━━━ LISTING ━━━
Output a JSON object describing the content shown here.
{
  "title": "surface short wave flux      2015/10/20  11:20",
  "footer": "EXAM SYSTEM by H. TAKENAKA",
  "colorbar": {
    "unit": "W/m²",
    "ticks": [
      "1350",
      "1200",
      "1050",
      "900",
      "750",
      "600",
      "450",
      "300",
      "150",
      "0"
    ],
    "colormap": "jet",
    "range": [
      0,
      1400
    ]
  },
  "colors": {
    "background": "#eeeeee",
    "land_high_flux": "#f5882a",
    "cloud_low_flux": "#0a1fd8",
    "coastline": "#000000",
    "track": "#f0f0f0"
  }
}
━━━
TASK:
Above are some records. Print them all exactly.

ANSWER BELOW:
Output a JSON object describing the content shown here.
{
  "title": "surface short wave flux      2015/10/20  11:20",
  "footer": "EXAM SYSTEM by H. TAKENAKA",
  "colorbar": {
    "unit": "W/m²",
    "ticks": [
      "1350",
      "1200",
      "1050",
      "900",
      "750",
      "600",
      "450",
      "300",
      "150",
      "0"
    ],
    "colormap": "jet",
    "range": [
      0,
      1400
    ]
  },
  "colors": {
    "background": "#eeeeee",
    "land_high_flux": "#f5882a",
    "cloud_low_flux": "#0a1fd8",
    "coastline": "#000000",
    "track": "#f0f0f0"
  }
}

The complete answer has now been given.